AIM OF THE TASK - Copy the rows below verbatim, starting at the row that contains "author-name[interactable]: Вал Мишель: [124, 160, 274, 183]" and ending after the row that contains "tweet-meta: 0:06 ·".

######

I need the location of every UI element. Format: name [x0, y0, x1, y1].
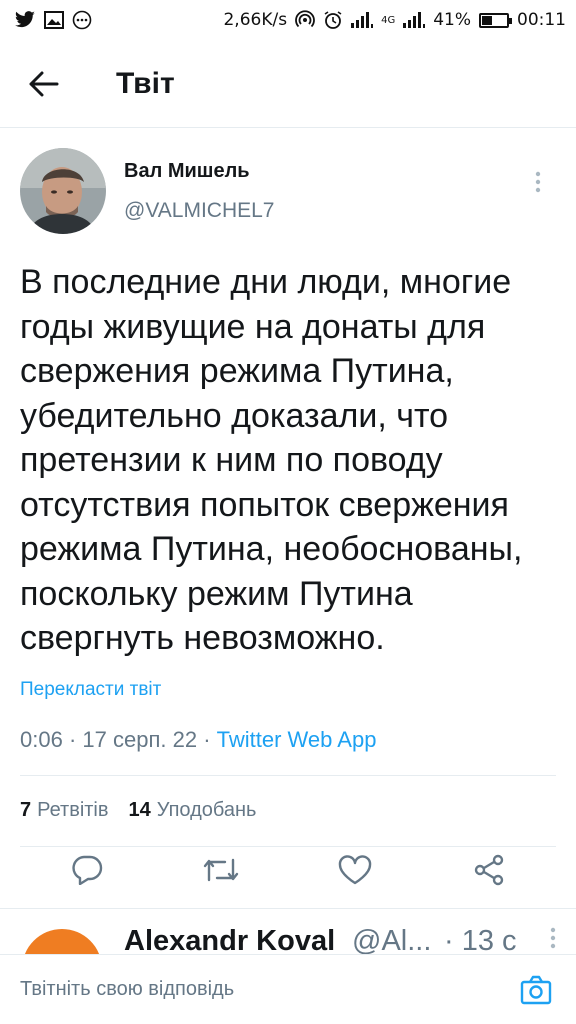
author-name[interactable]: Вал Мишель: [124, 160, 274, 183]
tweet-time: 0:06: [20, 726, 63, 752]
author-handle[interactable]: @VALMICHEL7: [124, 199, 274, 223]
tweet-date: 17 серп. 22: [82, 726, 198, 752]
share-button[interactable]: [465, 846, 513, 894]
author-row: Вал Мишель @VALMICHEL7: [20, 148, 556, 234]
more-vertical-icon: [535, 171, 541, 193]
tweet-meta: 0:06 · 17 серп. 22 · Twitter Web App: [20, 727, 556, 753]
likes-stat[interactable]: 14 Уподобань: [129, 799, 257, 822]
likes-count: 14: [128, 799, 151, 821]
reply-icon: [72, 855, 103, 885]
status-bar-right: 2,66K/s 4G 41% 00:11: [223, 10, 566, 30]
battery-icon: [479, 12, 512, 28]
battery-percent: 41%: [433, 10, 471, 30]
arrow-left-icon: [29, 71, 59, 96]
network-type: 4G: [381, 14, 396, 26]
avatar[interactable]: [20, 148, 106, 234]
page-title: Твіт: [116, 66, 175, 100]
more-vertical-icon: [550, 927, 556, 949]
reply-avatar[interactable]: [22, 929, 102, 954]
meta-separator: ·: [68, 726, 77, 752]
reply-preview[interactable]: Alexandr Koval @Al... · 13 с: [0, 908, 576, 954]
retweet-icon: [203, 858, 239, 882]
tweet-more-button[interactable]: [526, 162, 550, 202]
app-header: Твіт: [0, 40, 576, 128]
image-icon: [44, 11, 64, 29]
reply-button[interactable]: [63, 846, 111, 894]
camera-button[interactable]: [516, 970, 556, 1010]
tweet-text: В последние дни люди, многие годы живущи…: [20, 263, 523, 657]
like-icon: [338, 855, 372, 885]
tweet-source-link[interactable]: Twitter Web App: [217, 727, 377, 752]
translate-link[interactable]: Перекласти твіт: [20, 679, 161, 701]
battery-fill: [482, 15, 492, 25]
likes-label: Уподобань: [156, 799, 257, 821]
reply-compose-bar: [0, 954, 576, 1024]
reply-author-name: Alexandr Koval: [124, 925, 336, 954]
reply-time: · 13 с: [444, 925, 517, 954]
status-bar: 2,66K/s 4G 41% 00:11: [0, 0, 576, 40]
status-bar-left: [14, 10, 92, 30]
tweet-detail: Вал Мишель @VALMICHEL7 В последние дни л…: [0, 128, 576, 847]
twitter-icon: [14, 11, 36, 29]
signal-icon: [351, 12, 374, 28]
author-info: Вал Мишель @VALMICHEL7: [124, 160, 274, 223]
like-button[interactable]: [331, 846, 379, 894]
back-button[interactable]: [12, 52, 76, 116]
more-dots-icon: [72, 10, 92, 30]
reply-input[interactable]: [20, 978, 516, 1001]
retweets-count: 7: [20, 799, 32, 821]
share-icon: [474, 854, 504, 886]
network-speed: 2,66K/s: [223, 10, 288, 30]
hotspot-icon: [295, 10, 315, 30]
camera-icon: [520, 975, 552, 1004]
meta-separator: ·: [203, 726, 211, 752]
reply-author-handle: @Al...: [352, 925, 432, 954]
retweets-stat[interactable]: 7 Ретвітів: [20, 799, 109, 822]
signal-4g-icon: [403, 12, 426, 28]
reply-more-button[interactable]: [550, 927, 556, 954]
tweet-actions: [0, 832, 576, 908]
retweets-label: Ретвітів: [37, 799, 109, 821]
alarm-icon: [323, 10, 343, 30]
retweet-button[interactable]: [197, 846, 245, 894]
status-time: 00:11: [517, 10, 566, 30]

######

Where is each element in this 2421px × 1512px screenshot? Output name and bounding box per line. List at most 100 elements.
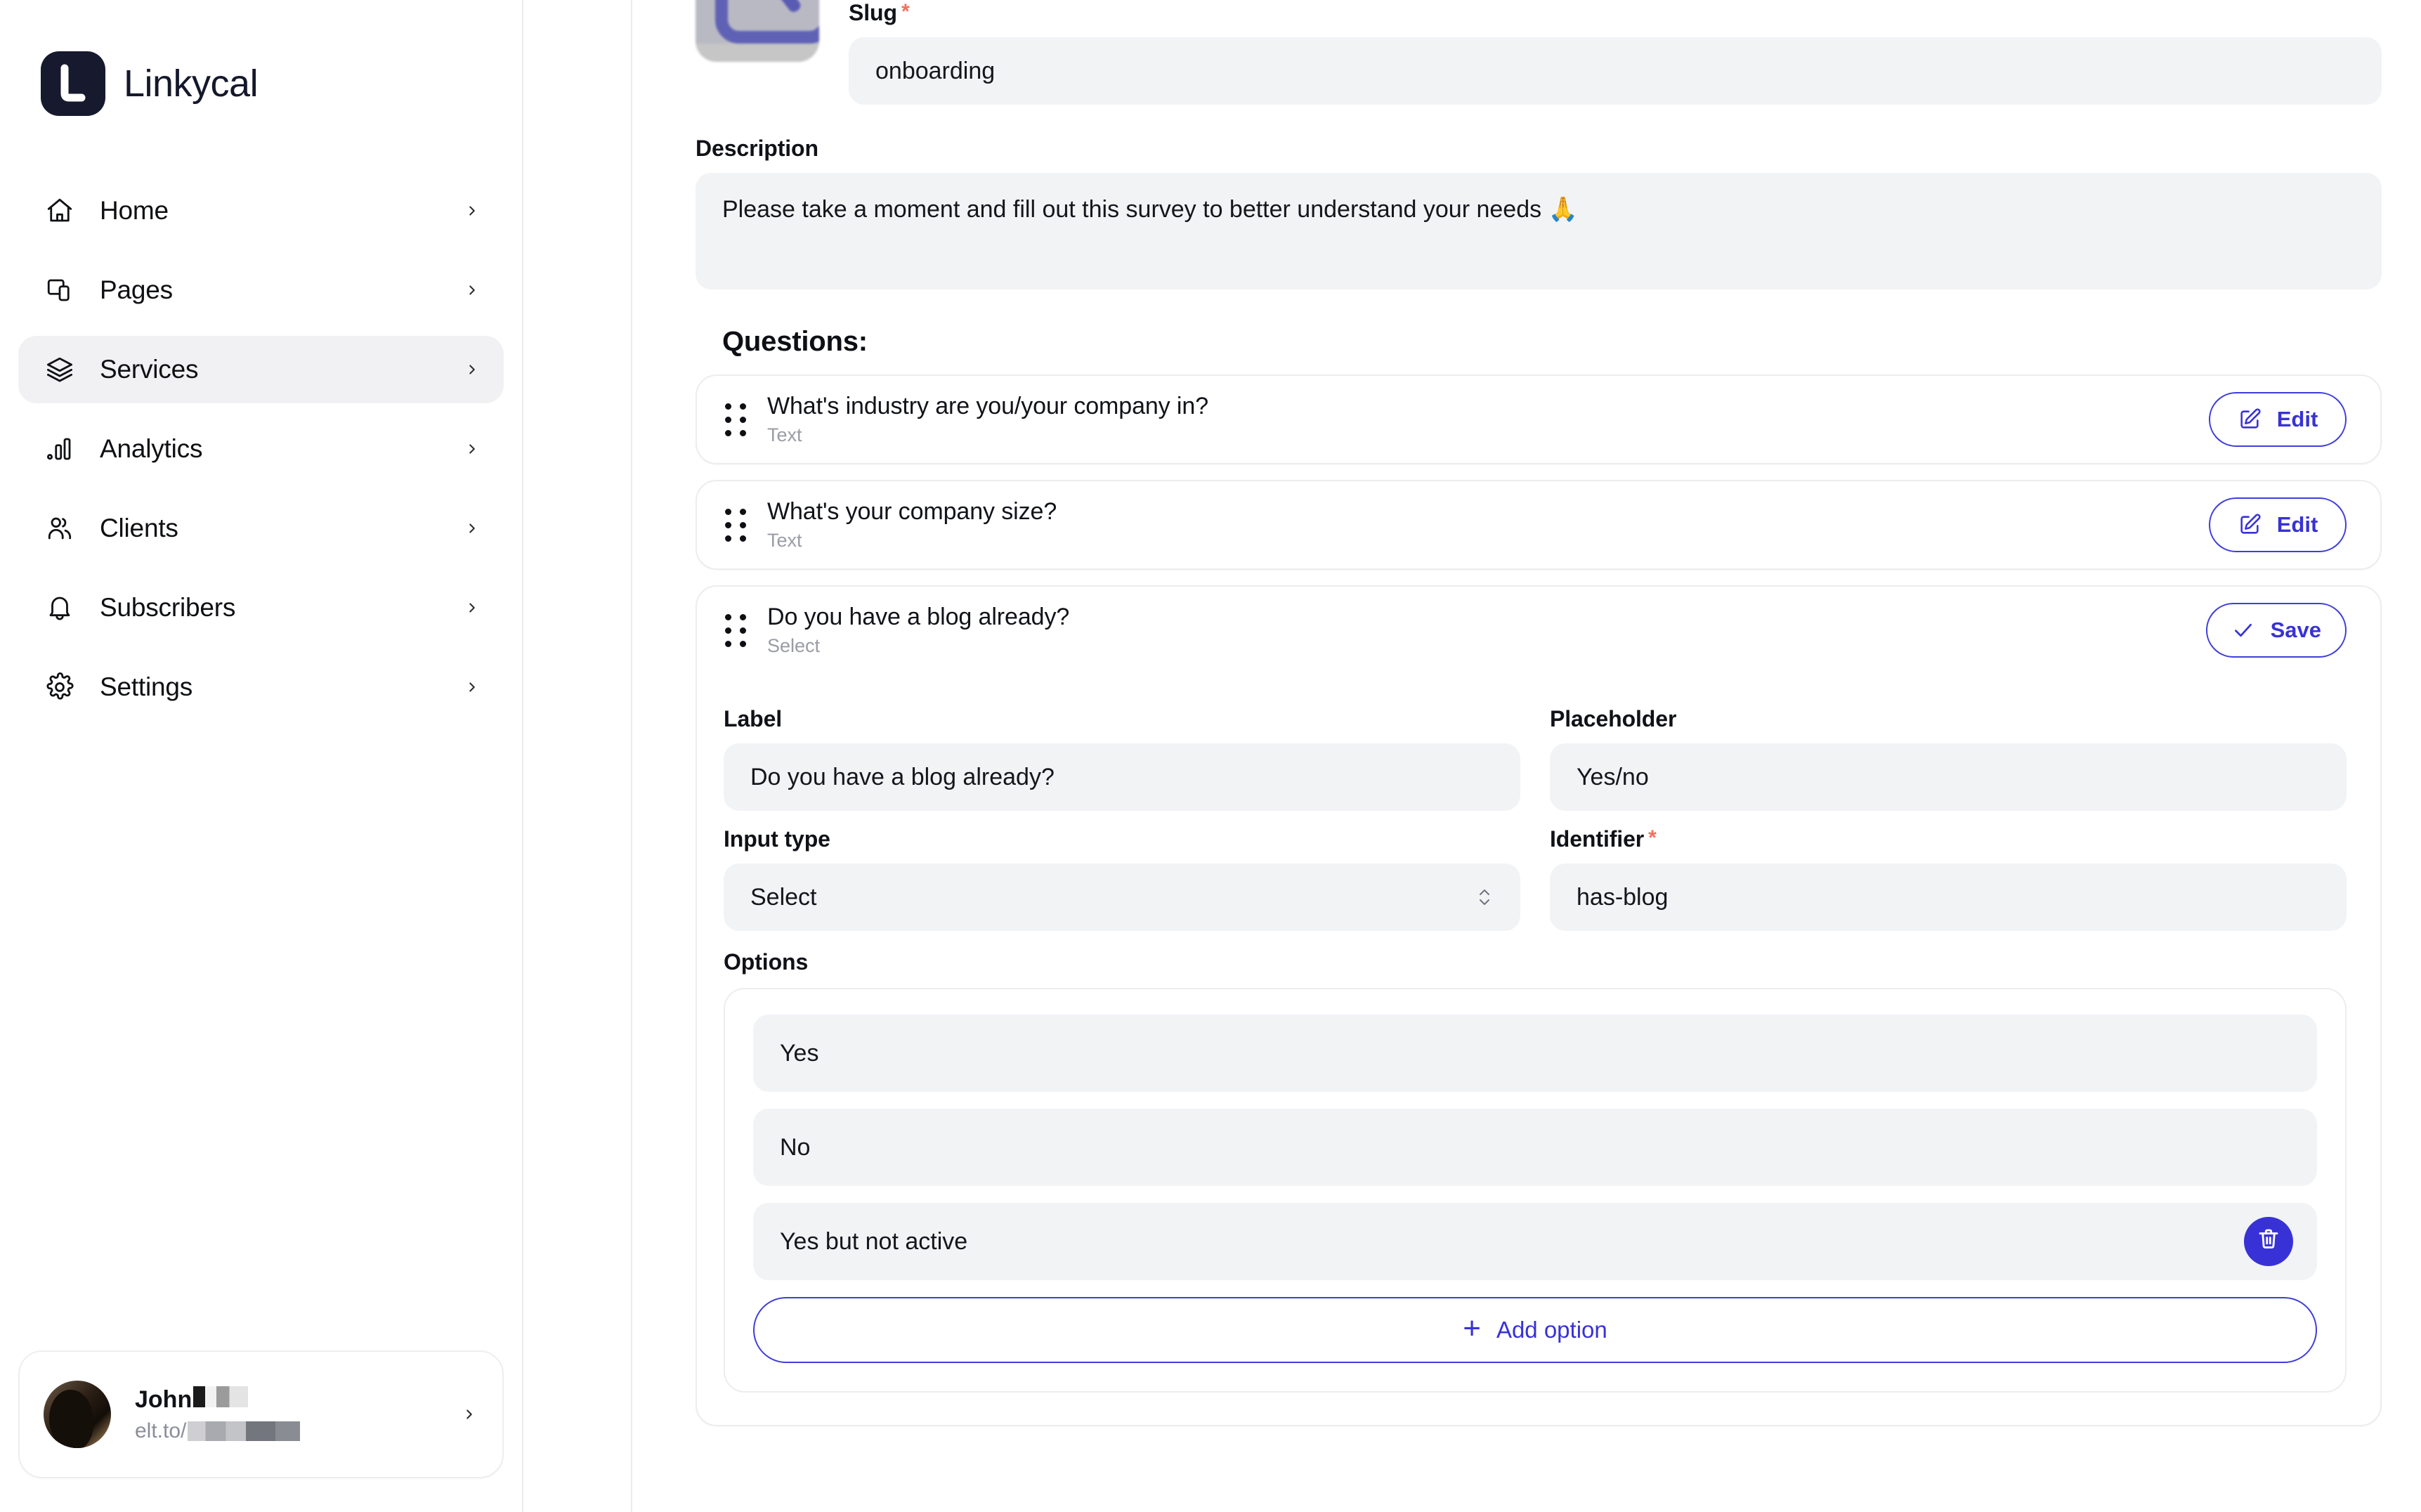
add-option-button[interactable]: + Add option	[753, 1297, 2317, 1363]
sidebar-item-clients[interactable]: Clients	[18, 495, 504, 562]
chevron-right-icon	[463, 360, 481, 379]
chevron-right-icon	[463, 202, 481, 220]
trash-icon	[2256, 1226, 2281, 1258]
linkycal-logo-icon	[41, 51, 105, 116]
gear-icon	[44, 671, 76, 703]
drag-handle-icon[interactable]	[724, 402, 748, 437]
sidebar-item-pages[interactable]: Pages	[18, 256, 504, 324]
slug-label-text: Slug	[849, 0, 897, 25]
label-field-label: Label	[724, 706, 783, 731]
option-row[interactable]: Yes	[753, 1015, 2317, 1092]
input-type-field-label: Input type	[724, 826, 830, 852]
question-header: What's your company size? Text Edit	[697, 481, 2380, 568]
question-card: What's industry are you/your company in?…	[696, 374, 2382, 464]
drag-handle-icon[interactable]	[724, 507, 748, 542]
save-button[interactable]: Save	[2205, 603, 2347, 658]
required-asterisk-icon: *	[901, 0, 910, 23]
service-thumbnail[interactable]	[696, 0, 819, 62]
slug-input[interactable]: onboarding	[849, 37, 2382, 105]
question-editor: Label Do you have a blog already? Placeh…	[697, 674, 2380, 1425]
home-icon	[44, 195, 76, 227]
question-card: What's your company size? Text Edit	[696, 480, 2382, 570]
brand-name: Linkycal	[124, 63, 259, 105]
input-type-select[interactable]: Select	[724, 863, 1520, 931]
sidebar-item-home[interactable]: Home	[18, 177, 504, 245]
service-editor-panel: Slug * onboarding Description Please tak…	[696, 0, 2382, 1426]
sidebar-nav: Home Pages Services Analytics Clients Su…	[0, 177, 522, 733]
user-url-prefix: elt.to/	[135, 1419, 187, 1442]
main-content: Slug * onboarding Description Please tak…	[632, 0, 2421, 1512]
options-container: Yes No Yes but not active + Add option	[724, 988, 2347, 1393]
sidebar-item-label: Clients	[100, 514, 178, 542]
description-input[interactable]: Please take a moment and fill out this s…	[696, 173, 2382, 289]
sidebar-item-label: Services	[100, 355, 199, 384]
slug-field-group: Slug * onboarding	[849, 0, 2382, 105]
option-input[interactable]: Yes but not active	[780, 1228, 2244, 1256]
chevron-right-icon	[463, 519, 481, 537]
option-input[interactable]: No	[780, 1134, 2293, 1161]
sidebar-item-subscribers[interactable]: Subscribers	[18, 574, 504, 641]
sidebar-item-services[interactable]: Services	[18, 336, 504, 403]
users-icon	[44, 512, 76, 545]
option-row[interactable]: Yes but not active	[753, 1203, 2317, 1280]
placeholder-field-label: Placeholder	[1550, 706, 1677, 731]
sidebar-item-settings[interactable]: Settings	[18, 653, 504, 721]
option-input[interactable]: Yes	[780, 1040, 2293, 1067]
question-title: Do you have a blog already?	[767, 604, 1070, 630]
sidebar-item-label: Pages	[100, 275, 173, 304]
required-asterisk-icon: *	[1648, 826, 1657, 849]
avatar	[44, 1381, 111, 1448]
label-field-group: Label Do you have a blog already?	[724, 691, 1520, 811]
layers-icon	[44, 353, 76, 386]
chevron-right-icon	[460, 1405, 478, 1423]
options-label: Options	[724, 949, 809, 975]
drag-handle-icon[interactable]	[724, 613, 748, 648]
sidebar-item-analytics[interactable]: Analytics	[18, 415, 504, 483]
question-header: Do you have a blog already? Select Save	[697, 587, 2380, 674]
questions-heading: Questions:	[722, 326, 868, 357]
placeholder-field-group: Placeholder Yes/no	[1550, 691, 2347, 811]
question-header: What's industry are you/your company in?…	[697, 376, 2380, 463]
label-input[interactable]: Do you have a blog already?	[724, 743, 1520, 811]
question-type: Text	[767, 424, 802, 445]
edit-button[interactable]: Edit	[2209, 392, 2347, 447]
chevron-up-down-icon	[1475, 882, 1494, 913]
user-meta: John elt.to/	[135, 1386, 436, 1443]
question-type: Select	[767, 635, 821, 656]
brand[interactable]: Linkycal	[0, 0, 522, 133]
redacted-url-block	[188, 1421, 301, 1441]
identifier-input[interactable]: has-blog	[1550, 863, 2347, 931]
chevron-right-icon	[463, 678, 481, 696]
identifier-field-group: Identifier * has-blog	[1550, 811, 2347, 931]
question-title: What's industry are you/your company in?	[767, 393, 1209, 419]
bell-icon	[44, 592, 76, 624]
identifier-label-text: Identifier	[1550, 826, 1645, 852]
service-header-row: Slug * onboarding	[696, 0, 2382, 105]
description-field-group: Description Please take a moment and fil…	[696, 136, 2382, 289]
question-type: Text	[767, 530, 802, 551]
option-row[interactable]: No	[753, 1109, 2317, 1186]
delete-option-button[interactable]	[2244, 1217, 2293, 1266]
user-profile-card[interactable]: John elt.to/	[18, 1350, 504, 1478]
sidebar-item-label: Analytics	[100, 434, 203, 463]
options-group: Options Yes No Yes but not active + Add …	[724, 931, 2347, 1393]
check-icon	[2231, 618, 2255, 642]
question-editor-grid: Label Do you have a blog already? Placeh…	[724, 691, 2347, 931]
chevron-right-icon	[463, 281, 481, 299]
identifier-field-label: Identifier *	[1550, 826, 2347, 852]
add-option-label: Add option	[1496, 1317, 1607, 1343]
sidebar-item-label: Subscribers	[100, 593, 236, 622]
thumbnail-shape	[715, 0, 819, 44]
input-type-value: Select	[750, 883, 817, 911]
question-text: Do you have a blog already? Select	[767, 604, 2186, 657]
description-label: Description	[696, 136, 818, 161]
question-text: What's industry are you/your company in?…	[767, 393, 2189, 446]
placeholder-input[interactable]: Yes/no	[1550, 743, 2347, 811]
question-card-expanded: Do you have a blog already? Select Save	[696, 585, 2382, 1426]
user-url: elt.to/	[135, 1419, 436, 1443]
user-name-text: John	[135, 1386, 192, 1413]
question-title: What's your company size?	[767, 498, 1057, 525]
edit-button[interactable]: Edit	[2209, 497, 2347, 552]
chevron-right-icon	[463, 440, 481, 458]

######

REPLY TO THE EXERCISE -
author-name[interactable]: Вал Мишель: [124, 160, 274, 183]
tweet-time: 0:06: [20, 726, 63, 752]
author-handle[interactable]: @VALMICHEL7: [124, 199, 274, 223]
tweet-date: 17 серп. 22: [82, 726, 198, 752]
share-button[interactable]: [465, 846, 513, 894]
author-row: Вал Мишель @VALMICHEL7: [20, 148, 556, 234]
more-vertical-icon: [535, 171, 541, 193]
tweet-meta: 0:06 · 17 серп. 22 · Twitter Web App: [20, 727, 556, 753]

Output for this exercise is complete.